BEGIN Information provided

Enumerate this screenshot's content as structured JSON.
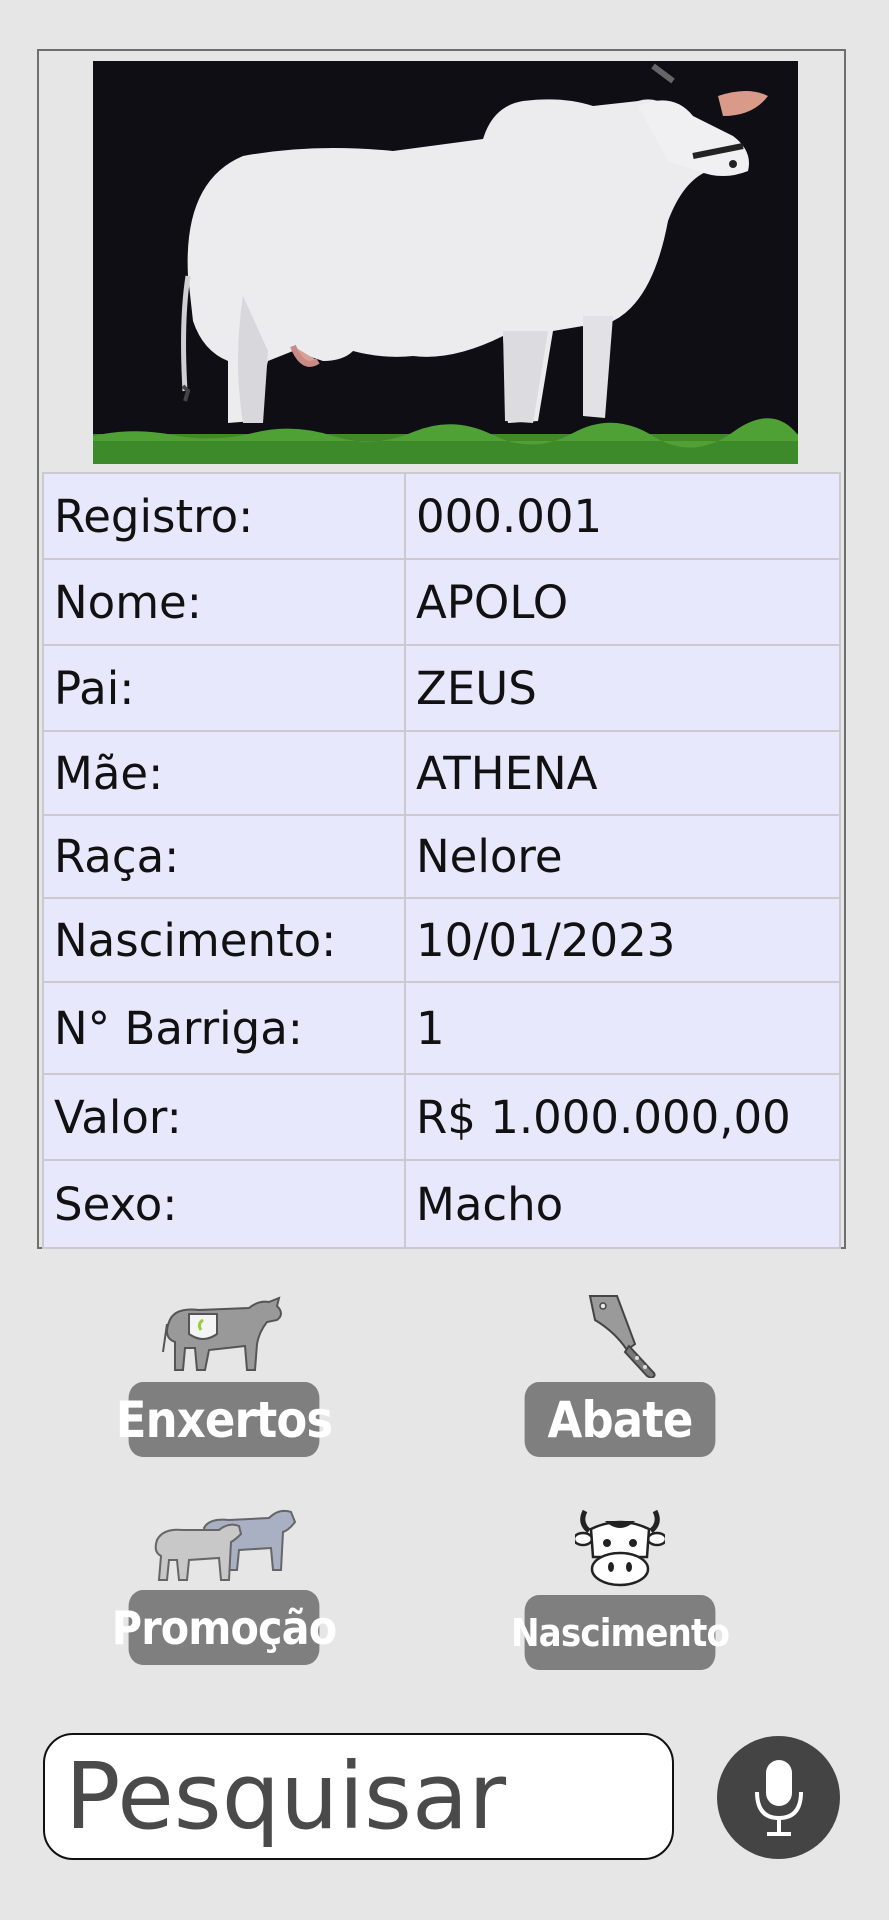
{
  "animal": {
    "photo_icon": "white-nelore-bull-photo",
    "rows": [
      {
        "label": "Registro:",
        "value": "000.001"
      },
      {
        "label": "Nome:",
        "value": "APOLO"
      },
      {
        "label": "Pai:",
        "value": "ZEUS"
      },
      {
        "label": "Mãe:",
        "value": "ATHENA"
      },
      {
        "label": "Raça:",
        "value": "Nelore"
      },
      {
        "label": "Nascimento:",
        "value": "10/01/2023"
      },
      {
        "label": "N° Barriga:",
        "value": "1"
      },
      {
        "label": "Valor:",
        "value": "R$ 1.000.000,00"
      },
      {
        "label": "Sexo:",
        "value": "Macho"
      }
    ]
  },
  "actions": {
    "enxertos": {
      "label": "Enxertos",
      "icon": "cow-graft-icon"
    },
    "abate": {
      "label": "Abate",
      "icon": "cleaver-icon"
    },
    "promocao": {
      "label": "Promoção",
      "icon": "herd-icon"
    },
    "nascimento": {
      "label": "Nascimento",
      "icon": "cow-face-icon"
    }
  },
  "search": {
    "placeholder": "Pesquisar",
    "mic_icon": "microphone-icon"
  },
  "colors": {
    "button": "#7f7f7f",
    "table_cell": "#e8e8fd",
    "background": "#e6e6e6",
    "mic": "#444444"
  }
}
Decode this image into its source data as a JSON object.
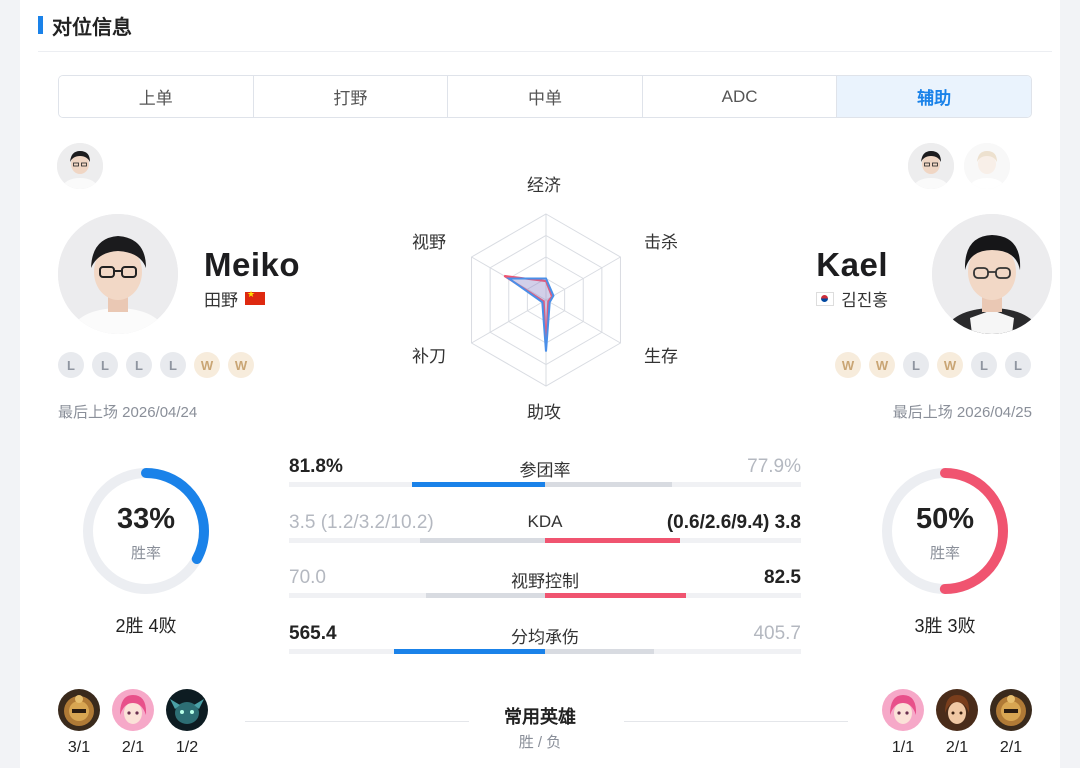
{
  "section": {
    "title": "对位信息"
  },
  "tabs": [
    {
      "label": "上单",
      "active": false
    },
    {
      "label": "打野",
      "active": false
    },
    {
      "label": "中单",
      "active": false
    },
    {
      "label": "ADC",
      "active": false
    },
    {
      "label": "辅助",
      "active": true
    }
  ],
  "left_player": {
    "name": "Meiko",
    "real_name": "田野",
    "flag": "china-flag-icon",
    "results": [
      "L",
      "L",
      "L",
      "L",
      "W",
      "W"
    ],
    "last_played": "最后上场 2026/04/24",
    "win_rate": "33%",
    "win_rate_value": 33,
    "win_rate_label": "胜率",
    "record": "2胜 4败",
    "champions": [
      {
        "icon": "champion-bronze-helmet-icon",
        "record": "3/1"
      },
      {
        "icon": "champion-pink-hair-icon",
        "record": "2/1"
      },
      {
        "icon": "champion-teal-creature-icon",
        "record": "1/2"
      }
    ]
  },
  "right_player": {
    "name": "Kael",
    "real_name": "김진홍",
    "flag": "korea-flag-icon",
    "results": [
      "W",
      "W",
      "L",
      "W",
      "L",
      "L"
    ],
    "last_played": "最后上场 2026/04/25",
    "win_rate": "50%",
    "win_rate_value": 50,
    "win_rate_label": "胜率",
    "record": "3胜 3败",
    "champions": [
      {
        "icon": "champion-pink-hair-icon",
        "record": "1/1"
      },
      {
        "icon": "champion-brown-hair-icon",
        "record": "2/1"
      },
      {
        "icon": "champion-bronze-helmet-icon",
        "record": "2/1"
      }
    ]
  },
  "radar": {
    "labels": [
      "经济",
      "击杀",
      "生存",
      "助攻",
      "补刀",
      "视野"
    ],
    "left_values": [
      0.25,
      0.1,
      0.05,
      0.6,
      0.05,
      0.5
    ],
    "right_values": [
      0.22,
      0.08,
      0.03,
      0.55,
      0.03,
      0.56
    ],
    "colors": {
      "left": "#4a8fe8",
      "right": "#f05470",
      "fill": "rgba(140,130,200,0.22)"
    }
  },
  "stats": [
    {
      "name": "参团率",
      "left": "81.8%",
      "right": "77.9%",
      "left_value": 81.8,
      "right_value": 77.9,
      "winner": "left"
    },
    {
      "name": "KDA",
      "left": "3.5 (1.2/3.2/10.2)",
      "right": "(0.6/2.6/9.4) 3.8",
      "left_value": 3.5,
      "right_value": 3.8,
      "winner": "right"
    },
    {
      "name": "视野控制",
      "left": "70.0",
      "right": "82.5",
      "left_value": 70.0,
      "right_value": 82.5,
      "winner": "right"
    },
    {
      "name": "分均承伤",
      "left": "565.4",
      "right": "405.7",
      "left_value": 565.4,
      "right_value": 405.7,
      "winner": "left"
    }
  ],
  "common_heroes": {
    "title": "常用英雄",
    "subtitle": "胜 / 负"
  },
  "colors": {
    "blue": "#1a82e9",
    "red": "#f05470",
    "gray_bar": "#d8dbe1"
  }
}
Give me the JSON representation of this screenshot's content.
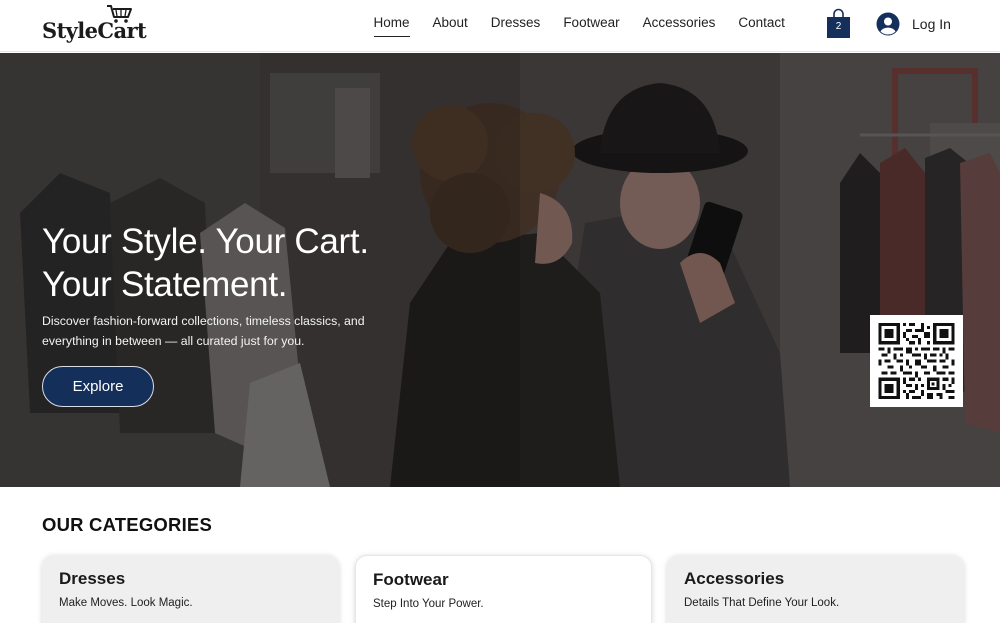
{
  "brand": {
    "name": "StyleCart"
  },
  "nav": {
    "items": [
      {
        "label": "Home",
        "active": true
      },
      {
        "label": "About"
      },
      {
        "label": "Dresses"
      },
      {
        "label": "Footwear"
      },
      {
        "label": "Accessories"
      },
      {
        "label": "Contact"
      }
    ]
  },
  "cart": {
    "count": "2",
    "icon": "shopping-bag-icon"
  },
  "account": {
    "login_label": "Log In",
    "icon": "user-avatar-icon"
  },
  "hero": {
    "title_line1": "Your Style. Your Cart.",
    "title_line2": "Your Statement.",
    "subtitle_line1": "Discover fashion-forward collections, timeless classics, and",
    "subtitle_line2": "everything in between — all curated just for you.",
    "cta_label": "Explore"
  },
  "categories": {
    "heading": "OUR CATEGORIES",
    "items": [
      {
        "title": "Dresses",
        "desc": "Make Moves. Look Magic."
      },
      {
        "title": "Footwear",
        "desc": "Step Into Your Power."
      },
      {
        "title": "Accessories",
        "desc": "Details That Define Your Look."
      }
    ]
  },
  "colors": {
    "brand_navy": "#14305a",
    "text_dark": "#222222",
    "card_grey": "#efefef"
  }
}
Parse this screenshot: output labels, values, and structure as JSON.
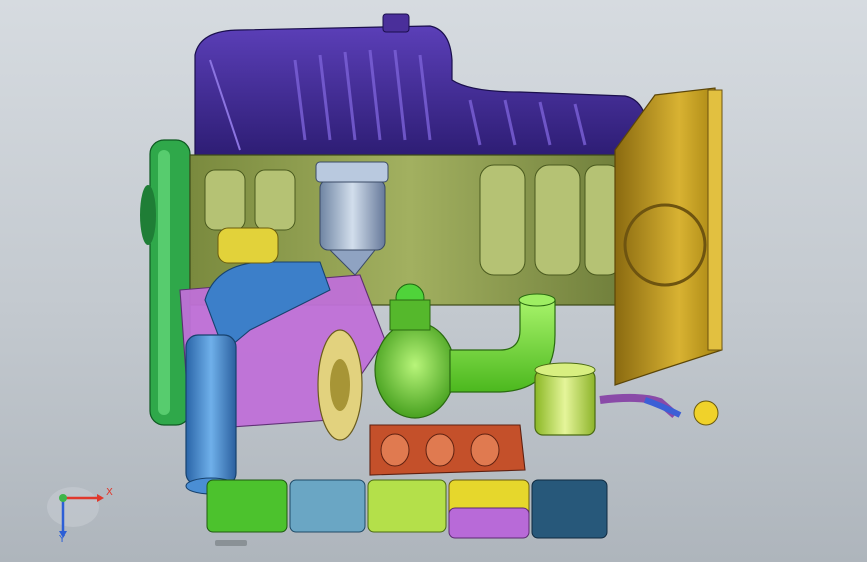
{
  "colors": {
    "background_top": "#d6dbe0",
    "background_bottom": "#aeb5bc",
    "valve_cover": "#4a2f9a",
    "block": "#8a9a4e",
    "bellhousing": "#b8941c",
    "pulley": "#2fa84a",
    "turbo_housing": "#6fd12e",
    "turbo_pipe": "#7ee63a",
    "intercooler_pipe": "#3c7fc9",
    "oil_filter": "#9fb4cf",
    "exhaust_manifold": "#c4502a",
    "oil_pan_green": "#4cc22d",
    "oil_pan_blue": "#6aa6c4",
    "oil_pan_yellow": "#e6d72c",
    "oil_pan_magenta": "#b86ad8",
    "oil_pan_navy": "#27587a",
    "canister": "#b7e04a",
    "axis_x": "#e0382c",
    "axis_y": "#2c5fd6",
    "axis_z": "#2c5fd6",
    "axis_origin": "#3fb54a"
  },
  "triad": {
    "x_label": "X",
    "y_label": "Y"
  }
}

END Information provided

### Aim of the exercise
Copy out all lines above that include the string "screenshot".

### Solution
Enumerate this screenshot's content as structured JSON.
Give me the JSON representation of this screenshot's content.
Parse this screenshot: output labels, values, and structure as JSON.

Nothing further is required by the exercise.